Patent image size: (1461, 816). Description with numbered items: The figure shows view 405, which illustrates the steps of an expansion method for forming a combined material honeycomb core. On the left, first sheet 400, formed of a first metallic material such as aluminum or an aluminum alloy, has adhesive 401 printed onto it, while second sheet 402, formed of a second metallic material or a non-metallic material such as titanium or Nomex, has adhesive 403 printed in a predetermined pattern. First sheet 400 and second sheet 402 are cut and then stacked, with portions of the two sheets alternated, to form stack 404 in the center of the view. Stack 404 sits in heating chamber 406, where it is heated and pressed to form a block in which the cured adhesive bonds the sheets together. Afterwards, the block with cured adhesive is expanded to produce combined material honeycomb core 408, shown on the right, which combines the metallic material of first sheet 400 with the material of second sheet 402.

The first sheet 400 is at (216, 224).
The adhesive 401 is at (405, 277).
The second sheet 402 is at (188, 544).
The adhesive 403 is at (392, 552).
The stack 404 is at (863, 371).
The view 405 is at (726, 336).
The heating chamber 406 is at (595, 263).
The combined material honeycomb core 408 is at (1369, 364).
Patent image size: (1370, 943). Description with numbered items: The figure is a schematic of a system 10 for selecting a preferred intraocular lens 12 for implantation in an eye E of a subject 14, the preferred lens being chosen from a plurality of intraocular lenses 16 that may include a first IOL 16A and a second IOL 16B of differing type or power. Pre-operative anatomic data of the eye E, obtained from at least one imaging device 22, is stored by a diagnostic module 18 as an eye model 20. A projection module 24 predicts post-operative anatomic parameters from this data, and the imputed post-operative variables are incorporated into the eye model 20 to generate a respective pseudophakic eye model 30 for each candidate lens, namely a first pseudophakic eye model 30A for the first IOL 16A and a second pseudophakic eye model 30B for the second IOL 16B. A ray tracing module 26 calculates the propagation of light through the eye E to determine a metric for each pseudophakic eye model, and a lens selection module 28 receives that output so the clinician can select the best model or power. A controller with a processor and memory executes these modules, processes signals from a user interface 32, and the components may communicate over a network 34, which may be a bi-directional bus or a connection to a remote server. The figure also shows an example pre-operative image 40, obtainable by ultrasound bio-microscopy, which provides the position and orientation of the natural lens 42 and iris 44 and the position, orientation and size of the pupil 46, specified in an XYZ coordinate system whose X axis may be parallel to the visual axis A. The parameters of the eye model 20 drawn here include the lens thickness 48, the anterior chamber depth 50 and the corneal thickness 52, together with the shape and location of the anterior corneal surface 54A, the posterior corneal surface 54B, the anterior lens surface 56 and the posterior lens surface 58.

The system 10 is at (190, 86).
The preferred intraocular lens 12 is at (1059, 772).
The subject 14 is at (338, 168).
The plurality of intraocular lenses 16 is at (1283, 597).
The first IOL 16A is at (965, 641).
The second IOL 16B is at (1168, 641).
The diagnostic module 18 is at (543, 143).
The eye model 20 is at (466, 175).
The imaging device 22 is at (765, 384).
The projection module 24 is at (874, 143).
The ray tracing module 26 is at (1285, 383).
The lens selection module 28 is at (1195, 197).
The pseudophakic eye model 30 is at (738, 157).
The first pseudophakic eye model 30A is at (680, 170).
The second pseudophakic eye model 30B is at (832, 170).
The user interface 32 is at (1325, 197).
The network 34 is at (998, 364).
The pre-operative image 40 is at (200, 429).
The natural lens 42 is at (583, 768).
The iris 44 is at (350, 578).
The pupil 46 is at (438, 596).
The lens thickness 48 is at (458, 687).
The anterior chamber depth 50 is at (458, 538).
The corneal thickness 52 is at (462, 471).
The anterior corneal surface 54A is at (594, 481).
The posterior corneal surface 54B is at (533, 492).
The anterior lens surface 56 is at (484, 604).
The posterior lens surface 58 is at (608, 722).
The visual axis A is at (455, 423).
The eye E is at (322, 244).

--*--

• YOUR TASK
Convert all the rows above into a Markdown table with the columns Line No and Text, giving each line's number and wording and omitting blank lines.

• ANSWER TO THE EXERCISE
| Line No | Text |
|---|---|
| 1 | Patent image size: (1461, 816). Description with numbered items: The figure shows view 405, which illustrates the steps of an expansion method for forming a combined material honeycomb core. On the left, first sheet 400, formed of a first metallic material such as aluminum or an aluminum alloy, has adhesive 401 printed onto it, while second sheet 402, formed of a second metallic material or a non-metallic material such as titanium or Nomex, has adhesive 403 printed in a predetermined pattern. First sheet 400 and second sheet 402 are cut and then stacked, with portions of the two sheets alternated, to form stack 404 in the center of the view. Stack 404 sits in heating chamber 406, where it is heated and pressed to form a block in which the cured adhesive bonds the sheets together. Afterwards, the block with cured adhesive is expanded to produce combined material honeycomb core 408, shown on the right, which combines the metallic material of first sheet 400 with the material of second sheet 402. |
| 2 | The first sheet 400 is at (216, 224). |
| 3 | The adhesive 401 is at (405, 277). |
| 4 | The second sheet 402 is at (188, 544). |
| 5 | The adhesive 403 is at (392, 552). |
| 6 | The stack 404 is at (863, 371). |
| 7 | The view 405 is at (726, 336). |
| 8 | The heating chamber 406 is at (595, 263). |
| 9 | The combined material honeycomb core 408 is at (1369, 364). |
| 10 | Patent image size: (1370, 943). Description with numbered items: The figure is a schematic of a system 10 for selecting a preferred intraocular lens 12 for implantation in an eye E of a subject 14, the preferred lens being chosen from a plurality of intraocular lenses 16 that may include a first IOL 16A and a second IOL 16B of differing type or power. Pre-operative anatomic data of the eye E, obtained from at least one imaging device 22, is stored by a diagnostic module 18 as an eye model 20. A projection module 24 predicts post-operative anatomic parameters from this data, and the imputed post-operative variables are incorporated into the eye model 20 to generate a respective pseudophakic eye model 30 for each candidate lens, namely a first pseudophakic eye model 30A for the first IOL 16A and a second pseudophakic eye model 30B for the second IOL 16B. A ray tracing module 26 calculates the propagation of light through the eye E to determine a metric for each pseudophakic eye model, and a lens selection module 28 receives that output so the clinician can select the best model or power. A controller with a processor and memory executes these modules, processes signals from a user interface 32, and the components may communicate over a network 34, which may be a bi-directional bus or a connection to a remote server. The figure also shows an example pre-operative image 40, obtainable by ultrasound bio-microscopy, which provides the position and orientation of the natural lens 42 and iris 44 and the position, orientation and size of the pupil 46, specified in an XYZ coordinate system whose X axis may be parallel to the visual axis A. The parameters of the eye model 20 drawn here include the lens thickness 48, the anterior chamber depth 50 and the corneal thickness 52, together with the shape and location of the anterior corneal surface 54A, the posterior corneal surface 54B, the anterior lens surface 56 and the posterior lens surface 58. |
| 11 | The system 10 is at (190, 86). |
| 12 | The preferred intraocular lens 12 is at (1059, 772). |
| 13 | The subject 14 is at (338, 168). |
| 14 | The plurality of intraocular lenses 16 is at (1283, 597). |
| 15 | The first IOL 16A is at (965, 641). |
| 16 | The second IOL 16B is at (1168, 641). |
| 17 | The diagnostic module 18 is at (543, 143). |
| 18 | The eye model 20 is at (466, 175). |
| 19 | The imaging device 22 is at (765, 384). |
| 20 | The projection module 24 is at (874, 143). |
| 21 | The ray tracing module 26 is at (1285, 383). |
| 22 | The lens selection module 28 is at (1195, 197). |
| 23 | The pseudophakic eye model 30 is at (738, 157). |
| 24 | The first pseudophakic eye model 30A is at (680, 170). |
| 25 | The second pseudophakic eye model 30B is at (832, 170). |
| 26 | The user interface 32 is at (1325, 197). |
| 27 | The network 34 is at (998, 364). |
| 28 | The pre-operative image 40 is at (200, 429). |
| 29 | The natural lens 42 is at (583, 768). |
| 30 | The iris 44 is at (350, 578). |
| 31 | The pupil 46 is at (438, 596). |
| 32 | The lens thickness 48 is at (458, 687). |
| 33 | The anterior chamber depth 50 is at (458, 538). |
| 34 | The corneal thickness 52 is at (462, 471). |
| 35 | The anterior corneal surface 54A is at (594, 481). |
| 36 | The posterior corneal surface 54B is at (533, 492). |
| 37 | The anterior lens surface 56 is at (484, 604). |
| 38 | The posterior lens surface 58 is at (608, 722). |
| 39 | The visual axis A is at (455, 423). |
| 40 | The eye E is at (322, 244). |